▸ **Set task**: Scan the entries below and extract each line with the word "caption" in it.
.....
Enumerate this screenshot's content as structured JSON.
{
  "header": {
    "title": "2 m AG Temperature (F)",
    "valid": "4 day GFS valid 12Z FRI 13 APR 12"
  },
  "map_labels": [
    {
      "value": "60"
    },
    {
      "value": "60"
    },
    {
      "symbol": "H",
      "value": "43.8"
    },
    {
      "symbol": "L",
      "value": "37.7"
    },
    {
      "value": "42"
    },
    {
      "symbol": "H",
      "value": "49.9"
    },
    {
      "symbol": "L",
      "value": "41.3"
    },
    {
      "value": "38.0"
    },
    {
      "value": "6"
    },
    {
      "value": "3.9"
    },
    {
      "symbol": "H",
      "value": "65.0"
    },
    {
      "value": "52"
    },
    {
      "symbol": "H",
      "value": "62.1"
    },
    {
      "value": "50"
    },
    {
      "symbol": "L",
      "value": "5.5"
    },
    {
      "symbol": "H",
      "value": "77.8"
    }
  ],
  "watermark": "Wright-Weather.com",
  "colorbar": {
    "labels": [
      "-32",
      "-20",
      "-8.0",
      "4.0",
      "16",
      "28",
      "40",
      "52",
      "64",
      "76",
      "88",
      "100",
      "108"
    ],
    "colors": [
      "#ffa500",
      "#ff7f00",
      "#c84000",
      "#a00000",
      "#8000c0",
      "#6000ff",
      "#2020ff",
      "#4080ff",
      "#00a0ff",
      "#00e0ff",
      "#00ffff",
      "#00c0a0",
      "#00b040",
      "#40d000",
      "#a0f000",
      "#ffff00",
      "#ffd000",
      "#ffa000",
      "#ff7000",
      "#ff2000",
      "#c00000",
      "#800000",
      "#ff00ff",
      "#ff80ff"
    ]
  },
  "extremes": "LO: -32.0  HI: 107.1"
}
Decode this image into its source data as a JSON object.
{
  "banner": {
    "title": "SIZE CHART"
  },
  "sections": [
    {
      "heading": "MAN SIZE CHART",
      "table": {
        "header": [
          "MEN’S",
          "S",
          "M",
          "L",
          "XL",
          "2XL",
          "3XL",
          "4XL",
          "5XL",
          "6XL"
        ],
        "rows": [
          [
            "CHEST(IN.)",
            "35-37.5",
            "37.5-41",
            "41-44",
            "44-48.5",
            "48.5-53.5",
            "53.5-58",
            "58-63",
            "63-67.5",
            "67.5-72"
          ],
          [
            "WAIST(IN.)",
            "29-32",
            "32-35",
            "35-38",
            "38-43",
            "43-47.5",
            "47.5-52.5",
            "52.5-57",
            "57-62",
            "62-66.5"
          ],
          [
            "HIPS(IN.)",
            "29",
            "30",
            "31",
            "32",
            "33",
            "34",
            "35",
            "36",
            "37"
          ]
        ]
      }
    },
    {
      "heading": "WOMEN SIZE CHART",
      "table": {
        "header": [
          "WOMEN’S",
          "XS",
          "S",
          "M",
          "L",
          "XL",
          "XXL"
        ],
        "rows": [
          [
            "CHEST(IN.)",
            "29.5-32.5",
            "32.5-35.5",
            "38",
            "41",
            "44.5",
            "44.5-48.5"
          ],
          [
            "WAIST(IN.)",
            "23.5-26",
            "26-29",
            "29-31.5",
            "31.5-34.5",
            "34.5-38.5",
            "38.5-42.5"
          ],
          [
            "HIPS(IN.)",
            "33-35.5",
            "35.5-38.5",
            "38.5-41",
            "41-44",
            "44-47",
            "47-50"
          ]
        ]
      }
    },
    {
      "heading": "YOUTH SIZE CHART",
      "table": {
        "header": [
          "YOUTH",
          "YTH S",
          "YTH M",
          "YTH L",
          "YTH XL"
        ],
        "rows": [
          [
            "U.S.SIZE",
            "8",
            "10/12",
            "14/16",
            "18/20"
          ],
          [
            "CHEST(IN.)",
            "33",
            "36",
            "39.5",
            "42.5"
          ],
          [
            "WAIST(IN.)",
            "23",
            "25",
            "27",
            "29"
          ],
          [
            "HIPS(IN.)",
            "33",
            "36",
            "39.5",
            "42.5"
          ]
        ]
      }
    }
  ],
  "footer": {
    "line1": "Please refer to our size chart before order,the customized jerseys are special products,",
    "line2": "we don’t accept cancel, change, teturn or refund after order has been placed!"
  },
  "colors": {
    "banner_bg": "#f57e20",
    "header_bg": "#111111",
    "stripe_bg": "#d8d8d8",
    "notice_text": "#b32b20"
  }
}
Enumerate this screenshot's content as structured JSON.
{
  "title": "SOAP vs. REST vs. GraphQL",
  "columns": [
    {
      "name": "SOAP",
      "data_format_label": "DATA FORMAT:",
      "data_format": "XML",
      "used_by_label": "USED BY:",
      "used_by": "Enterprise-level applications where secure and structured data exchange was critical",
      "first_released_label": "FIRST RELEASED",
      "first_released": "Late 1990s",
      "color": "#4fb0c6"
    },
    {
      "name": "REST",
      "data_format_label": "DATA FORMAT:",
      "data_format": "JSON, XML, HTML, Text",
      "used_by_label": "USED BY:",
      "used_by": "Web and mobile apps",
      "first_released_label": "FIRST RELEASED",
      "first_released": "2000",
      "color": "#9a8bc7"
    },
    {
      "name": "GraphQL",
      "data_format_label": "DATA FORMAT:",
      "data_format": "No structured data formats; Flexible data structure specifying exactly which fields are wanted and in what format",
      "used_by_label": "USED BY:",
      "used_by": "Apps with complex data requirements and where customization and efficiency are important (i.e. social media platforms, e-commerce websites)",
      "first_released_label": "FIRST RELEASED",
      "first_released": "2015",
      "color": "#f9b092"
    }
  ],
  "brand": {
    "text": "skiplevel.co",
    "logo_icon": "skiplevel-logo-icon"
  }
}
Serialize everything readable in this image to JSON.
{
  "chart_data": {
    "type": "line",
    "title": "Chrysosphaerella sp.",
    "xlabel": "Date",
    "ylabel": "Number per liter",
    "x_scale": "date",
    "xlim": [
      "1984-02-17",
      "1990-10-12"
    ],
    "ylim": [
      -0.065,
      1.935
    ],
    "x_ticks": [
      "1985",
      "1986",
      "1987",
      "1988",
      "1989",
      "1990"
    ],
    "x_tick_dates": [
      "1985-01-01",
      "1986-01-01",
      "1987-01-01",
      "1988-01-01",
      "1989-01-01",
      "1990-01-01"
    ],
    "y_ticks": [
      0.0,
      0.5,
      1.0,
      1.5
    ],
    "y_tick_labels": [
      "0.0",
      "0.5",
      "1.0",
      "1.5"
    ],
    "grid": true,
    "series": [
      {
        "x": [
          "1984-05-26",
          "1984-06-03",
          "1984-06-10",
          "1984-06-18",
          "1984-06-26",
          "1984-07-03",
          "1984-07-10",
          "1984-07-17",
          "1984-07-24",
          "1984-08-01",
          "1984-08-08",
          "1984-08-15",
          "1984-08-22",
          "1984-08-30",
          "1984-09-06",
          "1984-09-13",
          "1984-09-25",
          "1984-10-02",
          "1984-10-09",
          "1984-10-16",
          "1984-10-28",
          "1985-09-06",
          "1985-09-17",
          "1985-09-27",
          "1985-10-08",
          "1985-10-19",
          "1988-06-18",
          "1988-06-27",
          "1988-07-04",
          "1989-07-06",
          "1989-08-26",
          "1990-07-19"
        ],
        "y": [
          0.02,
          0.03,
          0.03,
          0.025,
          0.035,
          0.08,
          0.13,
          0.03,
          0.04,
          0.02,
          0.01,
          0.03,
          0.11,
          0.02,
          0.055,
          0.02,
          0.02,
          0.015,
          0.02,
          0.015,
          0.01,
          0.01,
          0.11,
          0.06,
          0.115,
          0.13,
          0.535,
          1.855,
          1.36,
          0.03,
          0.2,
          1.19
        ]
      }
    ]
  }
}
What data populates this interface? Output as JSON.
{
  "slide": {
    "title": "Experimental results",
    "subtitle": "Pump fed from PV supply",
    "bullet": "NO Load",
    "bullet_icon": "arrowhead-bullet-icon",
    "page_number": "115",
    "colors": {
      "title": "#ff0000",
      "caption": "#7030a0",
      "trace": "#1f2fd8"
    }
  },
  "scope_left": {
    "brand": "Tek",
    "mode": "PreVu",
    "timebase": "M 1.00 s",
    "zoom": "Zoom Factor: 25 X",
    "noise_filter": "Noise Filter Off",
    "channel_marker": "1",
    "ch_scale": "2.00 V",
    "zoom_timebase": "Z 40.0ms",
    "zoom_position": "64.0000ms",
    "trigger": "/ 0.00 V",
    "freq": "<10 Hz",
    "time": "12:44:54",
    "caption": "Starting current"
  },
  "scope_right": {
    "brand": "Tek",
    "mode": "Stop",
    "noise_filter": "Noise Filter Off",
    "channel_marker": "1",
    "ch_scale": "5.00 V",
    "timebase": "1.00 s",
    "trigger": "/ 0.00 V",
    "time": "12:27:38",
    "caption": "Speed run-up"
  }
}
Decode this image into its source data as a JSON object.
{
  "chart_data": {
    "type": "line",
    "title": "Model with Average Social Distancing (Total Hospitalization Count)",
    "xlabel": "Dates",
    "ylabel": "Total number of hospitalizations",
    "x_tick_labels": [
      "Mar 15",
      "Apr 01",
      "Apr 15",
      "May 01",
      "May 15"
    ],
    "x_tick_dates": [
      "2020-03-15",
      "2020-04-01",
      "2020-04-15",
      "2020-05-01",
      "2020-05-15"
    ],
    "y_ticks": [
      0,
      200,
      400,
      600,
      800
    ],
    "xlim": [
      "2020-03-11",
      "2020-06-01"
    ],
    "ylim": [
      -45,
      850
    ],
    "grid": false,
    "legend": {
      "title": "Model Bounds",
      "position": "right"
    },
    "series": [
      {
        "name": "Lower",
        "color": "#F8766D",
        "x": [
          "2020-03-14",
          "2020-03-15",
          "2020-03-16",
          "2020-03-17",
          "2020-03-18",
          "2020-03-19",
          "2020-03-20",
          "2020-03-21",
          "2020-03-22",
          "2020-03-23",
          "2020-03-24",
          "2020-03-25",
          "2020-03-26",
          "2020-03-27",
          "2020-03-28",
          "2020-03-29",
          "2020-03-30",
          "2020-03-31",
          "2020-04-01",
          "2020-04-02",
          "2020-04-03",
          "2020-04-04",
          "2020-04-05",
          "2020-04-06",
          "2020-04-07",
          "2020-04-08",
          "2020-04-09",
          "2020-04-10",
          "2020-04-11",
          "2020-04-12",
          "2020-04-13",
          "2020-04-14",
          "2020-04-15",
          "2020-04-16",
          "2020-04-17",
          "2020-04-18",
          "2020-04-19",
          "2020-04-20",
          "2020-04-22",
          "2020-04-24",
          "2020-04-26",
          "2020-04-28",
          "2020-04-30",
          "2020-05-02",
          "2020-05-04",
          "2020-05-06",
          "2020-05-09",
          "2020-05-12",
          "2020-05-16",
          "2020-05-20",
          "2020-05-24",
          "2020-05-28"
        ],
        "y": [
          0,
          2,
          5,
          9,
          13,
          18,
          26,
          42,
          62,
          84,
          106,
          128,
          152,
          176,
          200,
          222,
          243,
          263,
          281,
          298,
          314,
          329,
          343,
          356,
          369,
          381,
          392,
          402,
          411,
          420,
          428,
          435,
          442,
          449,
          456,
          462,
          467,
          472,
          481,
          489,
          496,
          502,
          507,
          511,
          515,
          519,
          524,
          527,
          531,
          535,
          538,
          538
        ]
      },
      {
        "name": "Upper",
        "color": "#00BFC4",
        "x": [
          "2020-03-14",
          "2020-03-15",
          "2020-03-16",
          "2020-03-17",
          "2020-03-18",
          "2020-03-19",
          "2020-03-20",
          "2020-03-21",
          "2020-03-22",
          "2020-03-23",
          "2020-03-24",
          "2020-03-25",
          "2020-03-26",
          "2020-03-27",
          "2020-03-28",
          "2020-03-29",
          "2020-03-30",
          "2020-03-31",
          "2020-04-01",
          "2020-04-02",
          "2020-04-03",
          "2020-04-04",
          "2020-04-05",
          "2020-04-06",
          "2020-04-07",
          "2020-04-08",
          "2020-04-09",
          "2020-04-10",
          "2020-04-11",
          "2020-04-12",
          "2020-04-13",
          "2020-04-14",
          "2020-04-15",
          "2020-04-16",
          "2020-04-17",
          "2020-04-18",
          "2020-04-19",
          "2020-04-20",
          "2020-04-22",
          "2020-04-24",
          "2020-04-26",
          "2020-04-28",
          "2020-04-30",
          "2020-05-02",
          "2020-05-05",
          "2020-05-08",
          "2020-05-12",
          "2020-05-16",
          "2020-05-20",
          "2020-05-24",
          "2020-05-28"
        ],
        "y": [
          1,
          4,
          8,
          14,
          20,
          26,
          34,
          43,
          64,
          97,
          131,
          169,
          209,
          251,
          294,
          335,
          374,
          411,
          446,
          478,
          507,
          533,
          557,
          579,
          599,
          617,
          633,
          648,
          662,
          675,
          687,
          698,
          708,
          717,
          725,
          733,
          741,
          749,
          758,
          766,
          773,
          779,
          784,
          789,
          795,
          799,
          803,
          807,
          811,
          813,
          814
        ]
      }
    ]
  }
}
.....
▸ **The reply**:
      "caption": "#7030a0",
    "caption": "Starting current"
    "caption": "Speed run-up"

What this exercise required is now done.